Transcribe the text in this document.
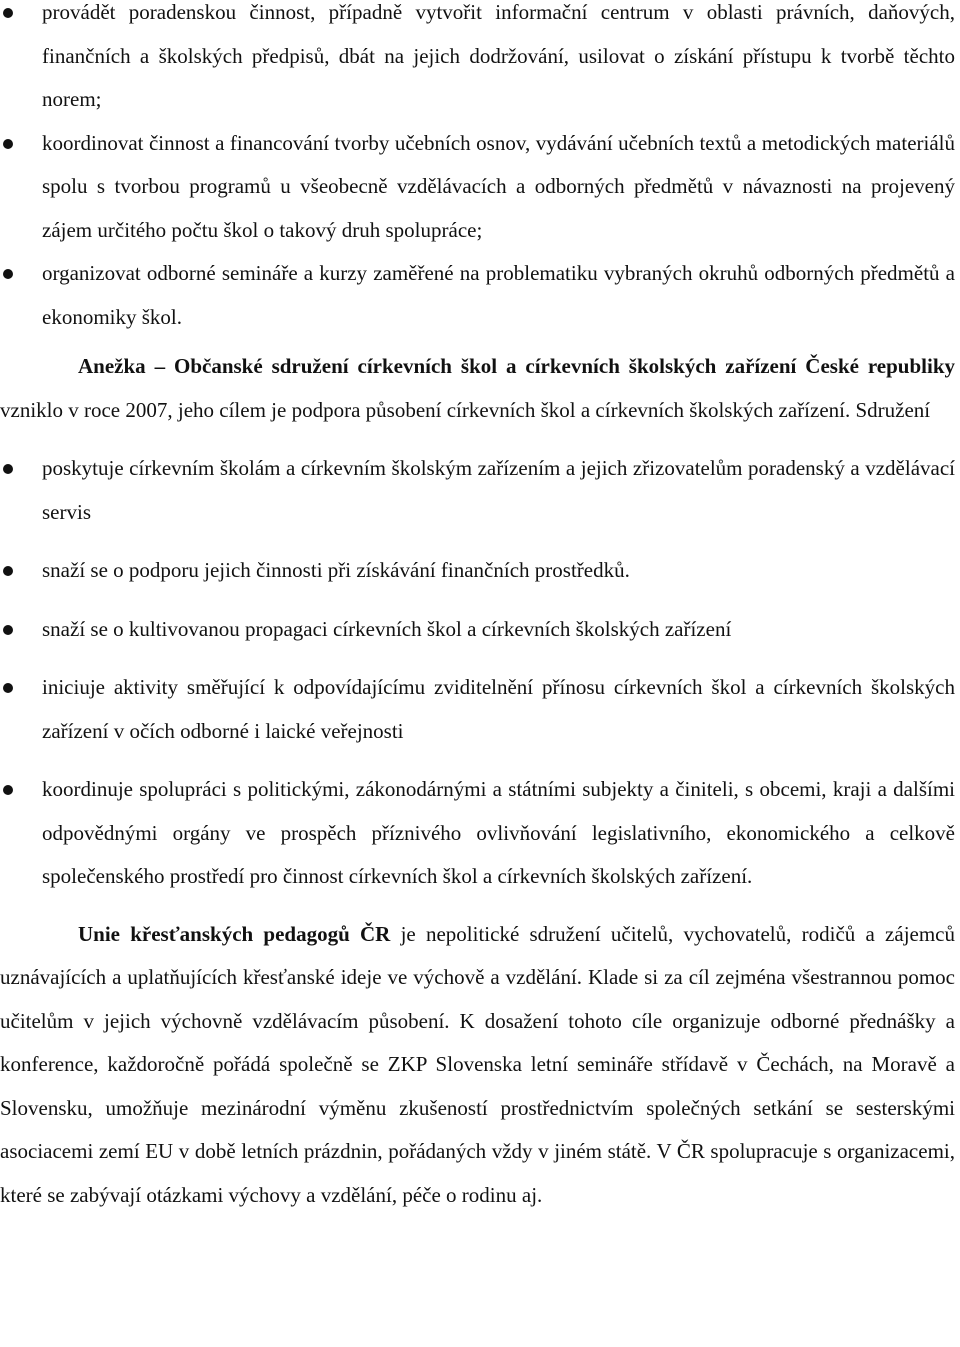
provádět poradenskou činnost, případně vytvořit informační centrum v oblasti právních, daňových, finančních a školských předpisů, dbát na jejich dodržování, usilovat o získání přístupu k tvorbě těchto norem;
koordinovat činnost a financování tvorby učebních osnov, vydávání učebních textů a metodických materiálů spolu s tvorbou programů u všeobecně vzdělávacích a odborných předmětů v návaznosti na projevený zájem určitého počtu škol o takový druh spolupráce;
organizovat odborné semináře a kurzy zaměřené na problematiku vybraných okruhů odborných předmětů a ekonomiky škol.

Anežka – Občanské sdružení církevních škol a církevních školských zařízení České republiky vzniklo v roce 2007, jeho cílem je podpora působení církevních škol a církevních školských zařízení. Sdružení

poskytuje církevním školám a církevním školským zařízením a jejich zřizovatelům poradenský a vzdělávací servis
snaží se o podporu jejich činnosti při získávání finančních prostředků.
snaží se o kultivovanou propagaci církevních škol a církevních školských zařízení
iniciuje aktivity směřující k odpovídajícímu zviditelnění přínosu církevních škol a církevních školských zařízení v očích odborné i laické veřejnosti
koordinuje spolupráci s politickými, zákonodárnými a státními subjekty a činiteli, s obcemi, kraji a dalšími odpovědnými orgány ve prospěch příznivého ovlivňování legislativního, ekonomického a celkově společenského prostředí pro činnost církevních škol a církevních školských zařízení.

Unie křesťanských pedagogů ČR je nepolitické sdružení učitelů, vychovatelů, rodičů a zájemců uznávajících a uplatňujících křesťanské ideje ve výchově a vzdělání. Klade si za cíl zejména všestrannou pomoc učitelům v jejich výchovně vzdělávacím působení. K dosažení tohoto cíle organizuje odborné přednášky a konference, každoročně pořádá společně se ZKP Slovenska letní semináře střídavě v Čechách, na Moravě a Slovensku, umožňuje mezinárodní výměnu zkušeností prostřednictvím společných setkání se sesterskými asociacemi zemí EU v době letních prázdnin, pořádaných vždy v jiném státě. V ČR spolupracuje s organizacemi, které se zabývají otázkami výchovy a vzdělání, péče o rodinu aj.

Problem:
Report the number of lines in the listing above that include the word "odborné", and nothing else.

Exercise result:
3